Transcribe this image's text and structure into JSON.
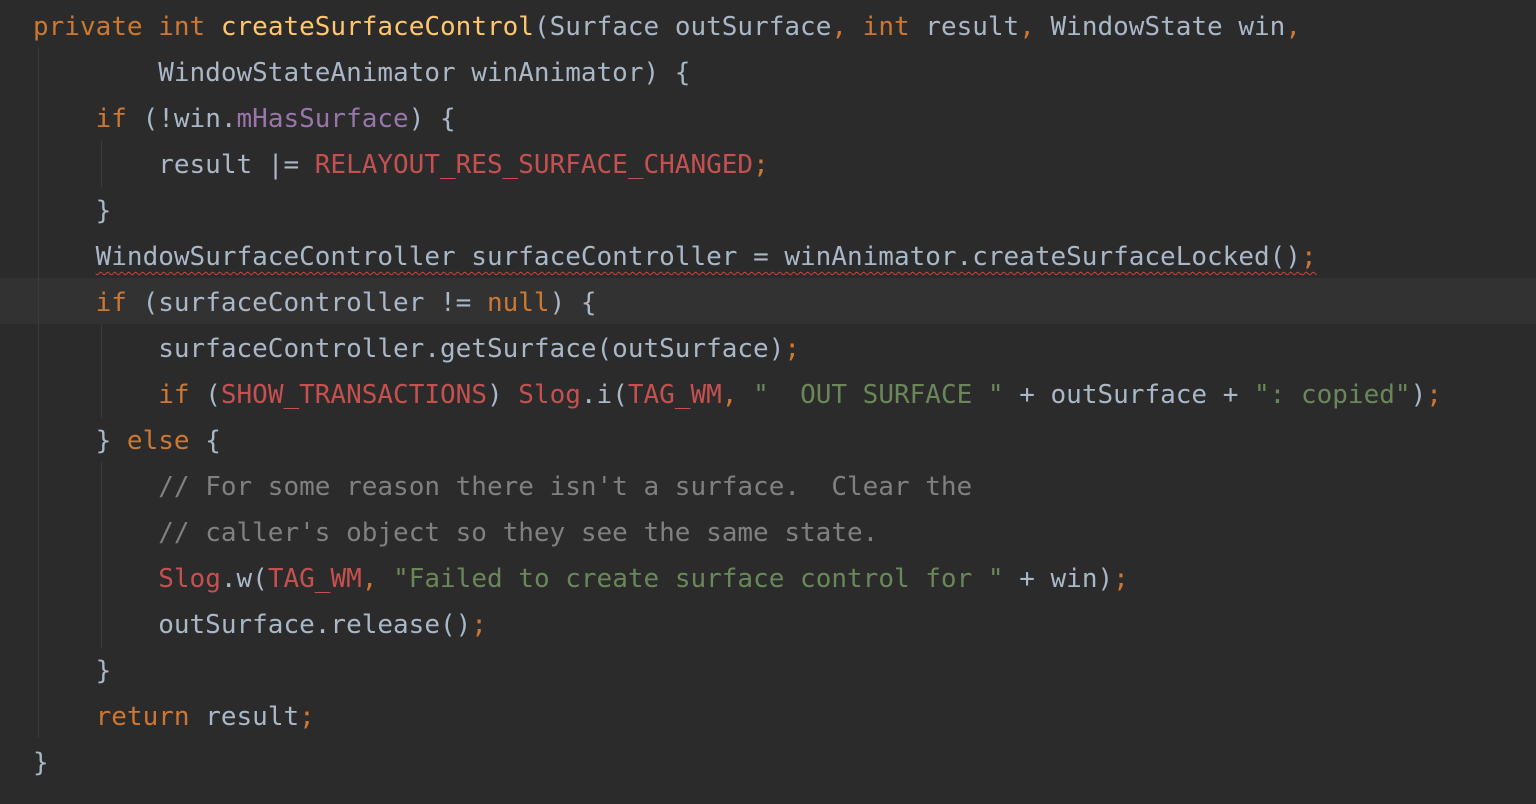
{
  "colors": {
    "background": "#2b2b2b",
    "current_line": "#323232",
    "plain": "#a9b7c6",
    "keyword": "#cc7832",
    "method": "#ffc66d",
    "field": "#9876aa",
    "constant": "#c4514f",
    "string": "#6a8759",
    "comment": "#808080",
    "error_underline": "#d04040"
  },
  "code": {
    "lines": [
      [
        {
          "t": "private",
          "c": "kw"
        },
        {
          "t": " "
        },
        {
          "t": "int",
          "c": "kw"
        },
        {
          "t": " "
        },
        {
          "t": "createSurfaceControl",
          "c": "fn"
        },
        {
          "t": "(Surface outSurface"
        },
        {
          "t": ",",
          "c": "kw"
        },
        {
          "t": " "
        },
        {
          "t": "int",
          "c": "kw"
        },
        {
          "t": " result"
        },
        {
          "t": ",",
          "c": "kw"
        },
        {
          "t": " WindowState win"
        },
        {
          "t": ",",
          "c": "kw"
        }
      ],
      [
        {
          "t": "        WindowStateAnimator winAnimator) {"
        }
      ],
      [
        {
          "t": "    "
        },
        {
          "t": "if",
          "c": "kw"
        },
        {
          "t": " (!win."
        },
        {
          "t": "mHasSurface",
          "c": "field"
        },
        {
          "t": ") {"
        }
      ],
      [
        {
          "t": "        result |= "
        },
        {
          "t": "RELAYOUT_RES_SURFACE_CHANGED",
          "c": "const"
        },
        {
          "t": ";",
          "c": "kw"
        }
      ],
      [
        {
          "t": "    }"
        }
      ],
      [
        {
          "t": "    "
        },
        {
          "t": "WindowSurfaceController surfaceController = winAnimator.createSurfaceLocked()",
          "e": true
        },
        {
          "t": ";",
          "c": "kw",
          "e": true
        }
      ],
      [
        {
          "t": "    "
        },
        {
          "t": "if",
          "c": "kw"
        },
        {
          "t": " (surfaceController != "
        },
        {
          "t": "null",
          "c": "kw"
        },
        {
          "t": ") {"
        }
      ],
      [
        {
          "t": "        surfaceController.getSurface(outSurface)"
        },
        {
          "t": ";",
          "c": "kw"
        }
      ],
      [
        {
          "t": "        "
        },
        {
          "t": "if",
          "c": "kw"
        },
        {
          "t": " ("
        },
        {
          "t": "SHOW_TRANSACTIONS",
          "c": "const"
        },
        {
          "t": ") "
        },
        {
          "t": "Slog",
          "c": "const"
        },
        {
          "t": ".i("
        },
        {
          "t": "TAG_WM",
          "c": "const"
        },
        {
          "t": ",",
          "c": "kw"
        },
        {
          "t": " "
        },
        {
          "t": "\"  OUT SURFACE \"",
          "c": "str"
        },
        {
          "t": " + outSurface + "
        },
        {
          "t": "\": copied\"",
          "c": "str"
        },
        {
          "t": ")"
        },
        {
          "t": ";",
          "c": "kw"
        }
      ],
      [
        {
          "t": "    } "
        },
        {
          "t": "else",
          "c": "kw"
        },
        {
          "t": " {"
        }
      ],
      [
        {
          "t": "        "
        },
        {
          "t": "// For some reason there isn't a surface.  Clear the",
          "c": "cmt"
        }
      ],
      [
        {
          "t": "        "
        },
        {
          "t": "// caller's object so they see the same state.",
          "c": "cmt"
        }
      ],
      [
        {
          "t": "        "
        },
        {
          "t": "Slog",
          "c": "const"
        },
        {
          "t": ".w("
        },
        {
          "t": "TAG_WM",
          "c": "const"
        },
        {
          "t": ",",
          "c": "kw"
        },
        {
          "t": " "
        },
        {
          "t": "\"Failed to create surface control for \"",
          "c": "str"
        },
        {
          "t": " + win)"
        },
        {
          "t": ";",
          "c": "kw"
        }
      ],
      [
        {
          "t": "        outSurface.release()"
        },
        {
          "t": ";",
          "c": "kw"
        }
      ],
      [
        {
          "t": "    }"
        }
      ],
      [
        {
          "t": "    "
        },
        {
          "t": "return",
          "c": "kw"
        },
        {
          "t": " result"
        },
        {
          "t": ";",
          "c": "kw"
        }
      ],
      [
        {
          "t": "}"
        }
      ]
    ]
  }
}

++++++

• **PROBLEM STATEMENT**: Among the lines of the data, identify those with the word "surfaceController". Copy each of them.

• **OUTPUT BELOW**:
          "t": "WindowSurfaceController surfaceController = winAnimator.createSurfaceLocked()",
          "t": " (surfaceController != "
          "t": "        surfaceController.getSurface(outSurface)"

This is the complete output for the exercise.